Set problem 1
Reproduce the part of the post about Quicken and Money that begins at the words "- Many vanguard" and stops after "it gets reset.".

Provided passage
Money and quicken (i've used both) can be good and bad.

Depending on which banks and investment firms, the updating can be a click of a button or a fairly lengthy process. I use an old east coast credit union that used to be part of my company; company died but the credit union lives on. They dont allow direct quicken or money downloads, you have to open quicken, go to the bank web site, pull up account history, and click a button to make it get vacuumed up into quicken.

Some problems I had with it, and I'm sure they're solutions to them but I hit the wall with "this is taking more time to do than its saving me or offset by quality information".

- Many vanguard admiral funds internal information is not available or incorrect. For example the Wellesley fund I have shows its asset allocation as 100% "other", and the historic distribution information is not accurate. I've entered the asset allocation information manually, but periodically it gets reset.

- My former brokerage (ameritrade) didnt report dividends paid out correctly, instead it told quicken that a $3000 dividend payout in cash was a zero dollar dividend reinvestment. This was more ameritrades fault than quickens, but neither was much interested in resolving the problem. In fact quicken never even answered any of my emails. This caused me to have to refile a tax return when I fed quicken to turbotax and a single large dividend payment at the end of the tax year was recorded as zero. After that, obviously I didnt feel I could trust any accounting or tax software without analyzing each piece of information a line at a time. Which sort of makes them not very useful, at least to me.

Entries provided
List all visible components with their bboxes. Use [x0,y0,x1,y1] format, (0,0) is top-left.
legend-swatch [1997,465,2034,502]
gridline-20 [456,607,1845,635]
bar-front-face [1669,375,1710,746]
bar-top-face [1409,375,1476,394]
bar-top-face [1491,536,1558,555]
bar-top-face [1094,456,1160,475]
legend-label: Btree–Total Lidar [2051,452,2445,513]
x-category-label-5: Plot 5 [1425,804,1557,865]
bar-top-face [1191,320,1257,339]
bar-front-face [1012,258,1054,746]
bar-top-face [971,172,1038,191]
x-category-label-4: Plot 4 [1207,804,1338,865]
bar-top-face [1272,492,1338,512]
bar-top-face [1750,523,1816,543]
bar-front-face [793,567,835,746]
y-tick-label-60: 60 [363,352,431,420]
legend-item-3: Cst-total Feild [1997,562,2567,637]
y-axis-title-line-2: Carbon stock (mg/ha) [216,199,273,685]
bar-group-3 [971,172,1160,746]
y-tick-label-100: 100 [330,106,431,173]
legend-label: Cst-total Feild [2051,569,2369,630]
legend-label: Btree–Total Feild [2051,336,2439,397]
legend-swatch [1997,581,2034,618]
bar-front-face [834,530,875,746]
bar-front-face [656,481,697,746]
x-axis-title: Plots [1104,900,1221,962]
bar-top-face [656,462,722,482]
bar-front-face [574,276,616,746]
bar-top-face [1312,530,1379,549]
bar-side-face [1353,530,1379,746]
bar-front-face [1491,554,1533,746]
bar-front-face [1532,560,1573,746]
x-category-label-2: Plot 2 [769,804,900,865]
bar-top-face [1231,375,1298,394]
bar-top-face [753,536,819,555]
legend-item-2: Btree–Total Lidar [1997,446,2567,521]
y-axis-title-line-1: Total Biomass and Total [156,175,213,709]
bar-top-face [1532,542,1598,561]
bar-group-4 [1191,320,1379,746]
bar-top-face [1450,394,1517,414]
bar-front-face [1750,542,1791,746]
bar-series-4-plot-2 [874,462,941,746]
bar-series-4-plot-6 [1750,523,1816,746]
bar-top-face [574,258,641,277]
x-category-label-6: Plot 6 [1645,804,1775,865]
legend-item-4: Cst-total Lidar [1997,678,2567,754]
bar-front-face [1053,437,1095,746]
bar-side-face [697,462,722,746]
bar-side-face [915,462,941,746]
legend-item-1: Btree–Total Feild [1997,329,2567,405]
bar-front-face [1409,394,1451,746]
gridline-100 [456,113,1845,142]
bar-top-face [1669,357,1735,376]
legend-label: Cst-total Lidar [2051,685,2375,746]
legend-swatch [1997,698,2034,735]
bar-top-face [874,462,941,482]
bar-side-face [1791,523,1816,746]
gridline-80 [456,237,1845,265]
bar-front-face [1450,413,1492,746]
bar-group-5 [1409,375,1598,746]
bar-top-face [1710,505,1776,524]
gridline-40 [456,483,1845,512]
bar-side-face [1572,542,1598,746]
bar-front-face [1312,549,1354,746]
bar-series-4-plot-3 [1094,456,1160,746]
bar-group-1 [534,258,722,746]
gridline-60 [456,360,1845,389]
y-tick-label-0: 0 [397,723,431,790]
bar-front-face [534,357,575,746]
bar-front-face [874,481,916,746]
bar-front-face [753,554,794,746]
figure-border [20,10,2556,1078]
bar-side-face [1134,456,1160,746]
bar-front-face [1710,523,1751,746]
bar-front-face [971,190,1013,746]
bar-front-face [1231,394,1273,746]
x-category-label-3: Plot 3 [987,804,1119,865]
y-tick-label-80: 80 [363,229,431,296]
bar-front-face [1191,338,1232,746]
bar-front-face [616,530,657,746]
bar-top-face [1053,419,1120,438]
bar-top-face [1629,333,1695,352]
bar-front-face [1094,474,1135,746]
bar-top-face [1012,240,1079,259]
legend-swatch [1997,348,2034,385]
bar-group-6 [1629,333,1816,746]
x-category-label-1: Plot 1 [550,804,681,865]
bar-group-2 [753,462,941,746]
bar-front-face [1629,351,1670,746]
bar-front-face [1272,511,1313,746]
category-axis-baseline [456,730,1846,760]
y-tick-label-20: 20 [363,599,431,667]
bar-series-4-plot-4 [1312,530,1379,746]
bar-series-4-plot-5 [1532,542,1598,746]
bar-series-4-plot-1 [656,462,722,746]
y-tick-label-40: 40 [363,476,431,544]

Set problem 2
Which lines of the listing above contain the string "series"? Collect each such line in full, treating uppercase and lowercase as different.

Task output 1
- Many vanguard admiral funds internal information is not available or incorrect. For example the Wellesley fund I have shows its asset allocation as 100% "other", and the historic distribution information is not accurate. I've entered the asset allocation information manually, but periodically it gets reset.

Task output 2
bar-series-4-plot-2 [874,462,941,746]
bar-series-4-plot-6 [1750,523,1816,746]
bar-series-4-plot-3 [1094,456,1160,746]
bar-series-4-plot-4 [1312,530,1379,746]
bar-series-4-plot-5 [1532,542,1598,746]
bar-series-4-plot-1 [656,462,722,746]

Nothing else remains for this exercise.